To be done: Find the lines below that contain the word "sunhours" and count them. Only the number should be given.
____________________
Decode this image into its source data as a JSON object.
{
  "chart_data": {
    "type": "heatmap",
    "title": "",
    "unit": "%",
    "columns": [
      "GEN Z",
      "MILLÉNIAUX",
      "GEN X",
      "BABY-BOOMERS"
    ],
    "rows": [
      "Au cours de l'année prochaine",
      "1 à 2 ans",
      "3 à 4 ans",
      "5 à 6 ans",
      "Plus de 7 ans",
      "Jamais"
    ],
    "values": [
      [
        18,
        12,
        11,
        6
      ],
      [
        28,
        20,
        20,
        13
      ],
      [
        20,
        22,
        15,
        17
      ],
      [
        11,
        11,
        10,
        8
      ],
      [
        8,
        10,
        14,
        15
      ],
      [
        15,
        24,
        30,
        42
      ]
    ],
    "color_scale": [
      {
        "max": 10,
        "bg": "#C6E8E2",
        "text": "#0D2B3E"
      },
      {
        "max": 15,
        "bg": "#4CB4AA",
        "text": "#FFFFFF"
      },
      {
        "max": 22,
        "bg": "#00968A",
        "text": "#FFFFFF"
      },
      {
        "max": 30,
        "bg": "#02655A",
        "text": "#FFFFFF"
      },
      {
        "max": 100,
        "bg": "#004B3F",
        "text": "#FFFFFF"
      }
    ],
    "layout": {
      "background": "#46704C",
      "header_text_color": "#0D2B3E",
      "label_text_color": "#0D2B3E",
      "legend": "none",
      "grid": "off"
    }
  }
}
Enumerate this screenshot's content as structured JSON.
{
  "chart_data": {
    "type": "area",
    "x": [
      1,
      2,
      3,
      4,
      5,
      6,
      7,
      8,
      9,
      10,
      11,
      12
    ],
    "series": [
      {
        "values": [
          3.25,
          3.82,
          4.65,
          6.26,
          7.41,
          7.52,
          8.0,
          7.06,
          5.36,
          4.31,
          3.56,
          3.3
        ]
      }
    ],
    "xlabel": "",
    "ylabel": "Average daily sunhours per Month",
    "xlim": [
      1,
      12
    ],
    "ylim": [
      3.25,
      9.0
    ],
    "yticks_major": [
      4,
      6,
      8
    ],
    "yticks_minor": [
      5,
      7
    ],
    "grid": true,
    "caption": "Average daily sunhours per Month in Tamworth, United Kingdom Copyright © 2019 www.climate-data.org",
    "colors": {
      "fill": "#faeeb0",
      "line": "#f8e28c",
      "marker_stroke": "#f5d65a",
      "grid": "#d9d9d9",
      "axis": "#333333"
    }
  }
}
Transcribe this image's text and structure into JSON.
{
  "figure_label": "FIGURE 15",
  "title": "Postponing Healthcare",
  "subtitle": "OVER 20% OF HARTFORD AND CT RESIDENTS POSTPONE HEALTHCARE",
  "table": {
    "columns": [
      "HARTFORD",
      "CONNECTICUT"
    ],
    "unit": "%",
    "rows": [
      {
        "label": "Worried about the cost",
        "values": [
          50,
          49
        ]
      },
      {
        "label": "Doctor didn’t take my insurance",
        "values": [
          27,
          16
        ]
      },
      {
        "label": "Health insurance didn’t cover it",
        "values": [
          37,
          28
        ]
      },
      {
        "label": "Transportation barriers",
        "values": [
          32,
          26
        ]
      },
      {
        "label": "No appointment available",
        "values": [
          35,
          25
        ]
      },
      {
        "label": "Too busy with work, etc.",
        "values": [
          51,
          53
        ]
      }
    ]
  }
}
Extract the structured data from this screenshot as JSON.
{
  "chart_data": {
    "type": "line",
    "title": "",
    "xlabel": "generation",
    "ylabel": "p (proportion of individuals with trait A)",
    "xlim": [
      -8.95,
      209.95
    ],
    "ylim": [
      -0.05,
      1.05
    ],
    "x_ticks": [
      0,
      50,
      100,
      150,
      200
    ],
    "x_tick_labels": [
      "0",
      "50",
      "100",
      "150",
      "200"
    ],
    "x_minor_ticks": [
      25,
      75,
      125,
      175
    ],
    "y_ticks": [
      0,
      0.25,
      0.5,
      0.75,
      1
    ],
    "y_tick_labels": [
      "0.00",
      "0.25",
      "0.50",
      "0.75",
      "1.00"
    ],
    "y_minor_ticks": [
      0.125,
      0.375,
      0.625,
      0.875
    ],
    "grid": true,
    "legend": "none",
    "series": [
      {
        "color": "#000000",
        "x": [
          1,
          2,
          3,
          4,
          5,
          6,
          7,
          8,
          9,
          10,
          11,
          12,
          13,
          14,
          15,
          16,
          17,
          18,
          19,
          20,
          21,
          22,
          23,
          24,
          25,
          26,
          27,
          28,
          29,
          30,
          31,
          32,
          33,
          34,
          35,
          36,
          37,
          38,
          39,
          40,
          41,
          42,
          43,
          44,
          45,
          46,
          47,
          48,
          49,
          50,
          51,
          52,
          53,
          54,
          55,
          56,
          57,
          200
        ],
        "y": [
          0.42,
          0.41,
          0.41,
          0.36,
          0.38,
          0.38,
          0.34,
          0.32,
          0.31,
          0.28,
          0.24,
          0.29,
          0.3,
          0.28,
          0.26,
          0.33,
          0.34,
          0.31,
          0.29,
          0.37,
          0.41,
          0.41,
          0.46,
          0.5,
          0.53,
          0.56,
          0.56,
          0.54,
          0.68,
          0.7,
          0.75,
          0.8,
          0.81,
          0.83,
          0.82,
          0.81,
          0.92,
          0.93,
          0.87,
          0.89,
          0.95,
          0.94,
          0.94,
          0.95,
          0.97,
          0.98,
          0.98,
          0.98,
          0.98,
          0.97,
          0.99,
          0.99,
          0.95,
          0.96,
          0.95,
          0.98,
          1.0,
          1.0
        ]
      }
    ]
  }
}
____________________
Problem solution: 2